*TASK DIRECTIONS:* Look through the records that follow. Copy every line containing the word "مالك".
--- begin ---
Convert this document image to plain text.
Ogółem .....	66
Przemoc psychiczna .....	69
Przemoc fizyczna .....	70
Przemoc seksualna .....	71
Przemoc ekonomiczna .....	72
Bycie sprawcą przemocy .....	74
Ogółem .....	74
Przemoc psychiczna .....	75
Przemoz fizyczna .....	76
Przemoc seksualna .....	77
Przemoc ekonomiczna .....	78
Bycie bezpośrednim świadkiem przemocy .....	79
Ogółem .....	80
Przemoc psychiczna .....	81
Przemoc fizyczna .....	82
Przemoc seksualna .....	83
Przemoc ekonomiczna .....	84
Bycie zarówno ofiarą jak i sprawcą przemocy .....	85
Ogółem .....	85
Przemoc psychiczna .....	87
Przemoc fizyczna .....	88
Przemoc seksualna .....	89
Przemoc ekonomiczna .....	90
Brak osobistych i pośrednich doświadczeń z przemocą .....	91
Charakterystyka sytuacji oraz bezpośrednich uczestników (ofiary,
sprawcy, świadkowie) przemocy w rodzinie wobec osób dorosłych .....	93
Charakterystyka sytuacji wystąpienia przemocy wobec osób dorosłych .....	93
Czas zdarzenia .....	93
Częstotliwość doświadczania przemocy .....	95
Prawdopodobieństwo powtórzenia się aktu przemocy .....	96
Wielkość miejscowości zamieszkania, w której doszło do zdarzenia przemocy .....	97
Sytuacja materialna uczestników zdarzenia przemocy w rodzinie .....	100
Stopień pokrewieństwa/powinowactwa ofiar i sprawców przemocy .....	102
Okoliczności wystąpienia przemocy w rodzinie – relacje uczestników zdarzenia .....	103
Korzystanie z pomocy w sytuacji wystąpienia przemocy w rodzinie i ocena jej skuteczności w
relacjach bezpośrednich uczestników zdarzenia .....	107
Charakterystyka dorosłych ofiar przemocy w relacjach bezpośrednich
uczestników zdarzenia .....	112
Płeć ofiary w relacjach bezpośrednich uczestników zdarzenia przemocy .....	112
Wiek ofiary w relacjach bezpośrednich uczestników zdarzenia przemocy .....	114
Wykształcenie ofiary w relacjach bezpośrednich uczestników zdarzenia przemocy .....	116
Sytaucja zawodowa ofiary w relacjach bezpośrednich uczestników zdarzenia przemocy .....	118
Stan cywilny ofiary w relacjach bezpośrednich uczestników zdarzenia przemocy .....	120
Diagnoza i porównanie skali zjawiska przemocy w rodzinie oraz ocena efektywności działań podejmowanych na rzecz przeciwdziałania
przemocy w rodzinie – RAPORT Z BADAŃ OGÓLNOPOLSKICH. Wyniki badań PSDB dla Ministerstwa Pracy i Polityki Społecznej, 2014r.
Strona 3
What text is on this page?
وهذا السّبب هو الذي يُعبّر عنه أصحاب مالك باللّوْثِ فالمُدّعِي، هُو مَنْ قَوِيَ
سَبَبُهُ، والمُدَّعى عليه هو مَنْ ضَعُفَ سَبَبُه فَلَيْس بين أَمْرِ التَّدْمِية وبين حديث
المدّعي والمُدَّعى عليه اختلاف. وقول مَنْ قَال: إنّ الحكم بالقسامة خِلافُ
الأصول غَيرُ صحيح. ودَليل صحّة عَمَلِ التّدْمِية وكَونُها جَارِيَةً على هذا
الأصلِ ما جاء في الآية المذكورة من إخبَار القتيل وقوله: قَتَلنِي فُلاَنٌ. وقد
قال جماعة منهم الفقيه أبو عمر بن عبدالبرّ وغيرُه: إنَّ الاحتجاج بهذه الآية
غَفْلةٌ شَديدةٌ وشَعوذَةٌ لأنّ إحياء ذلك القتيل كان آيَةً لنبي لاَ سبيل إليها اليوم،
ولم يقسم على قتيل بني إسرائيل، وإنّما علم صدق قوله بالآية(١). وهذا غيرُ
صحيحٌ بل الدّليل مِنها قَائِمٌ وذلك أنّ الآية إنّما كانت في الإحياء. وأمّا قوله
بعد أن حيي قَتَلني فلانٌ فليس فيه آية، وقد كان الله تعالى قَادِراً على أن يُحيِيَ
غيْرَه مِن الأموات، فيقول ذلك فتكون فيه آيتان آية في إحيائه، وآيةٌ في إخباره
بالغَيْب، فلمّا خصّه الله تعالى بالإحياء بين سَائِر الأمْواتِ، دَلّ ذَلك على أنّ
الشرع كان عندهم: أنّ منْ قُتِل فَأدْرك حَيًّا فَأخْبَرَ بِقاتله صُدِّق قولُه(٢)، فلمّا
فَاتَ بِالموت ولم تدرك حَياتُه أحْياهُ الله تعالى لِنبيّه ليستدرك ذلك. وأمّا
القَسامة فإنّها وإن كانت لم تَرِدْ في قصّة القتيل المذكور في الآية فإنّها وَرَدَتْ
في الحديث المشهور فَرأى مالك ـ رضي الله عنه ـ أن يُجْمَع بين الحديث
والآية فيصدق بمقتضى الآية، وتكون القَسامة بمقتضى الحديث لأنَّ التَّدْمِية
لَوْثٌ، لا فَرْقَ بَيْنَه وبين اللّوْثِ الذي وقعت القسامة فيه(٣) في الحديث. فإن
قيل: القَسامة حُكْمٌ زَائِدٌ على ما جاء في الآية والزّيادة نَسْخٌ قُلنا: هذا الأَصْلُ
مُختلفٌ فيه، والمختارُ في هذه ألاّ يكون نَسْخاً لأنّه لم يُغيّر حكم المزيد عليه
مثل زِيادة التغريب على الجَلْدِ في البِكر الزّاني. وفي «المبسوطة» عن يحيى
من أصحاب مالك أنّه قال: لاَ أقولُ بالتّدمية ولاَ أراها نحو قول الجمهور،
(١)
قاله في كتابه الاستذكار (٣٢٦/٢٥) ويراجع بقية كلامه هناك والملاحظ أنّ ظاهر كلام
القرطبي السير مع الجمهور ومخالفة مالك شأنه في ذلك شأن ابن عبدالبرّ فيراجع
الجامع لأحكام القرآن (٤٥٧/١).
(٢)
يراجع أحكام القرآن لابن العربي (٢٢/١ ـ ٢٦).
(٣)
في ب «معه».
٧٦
--- end ---
*IN RESPONSE:*
وهذا السّبب هو الذي يُعبّر عنه أصحاب مالك باللّوْثِ فالمُدّعِي، هُو مَنْ قَوِيَ
في الحديث المشهور فَرأى مالك ـ رضي الله عنه ـ أن يُجْمَع بين الحديث
من أصحاب مالك أنّه قال: لاَ أقولُ بالتّدمية ولاَ أراها نحو قول الجمهور،
القرطبي السير مع الجمهور ومخالفة مالك شأنه في ذلك شأن ابن عبدالبرّ فيراجع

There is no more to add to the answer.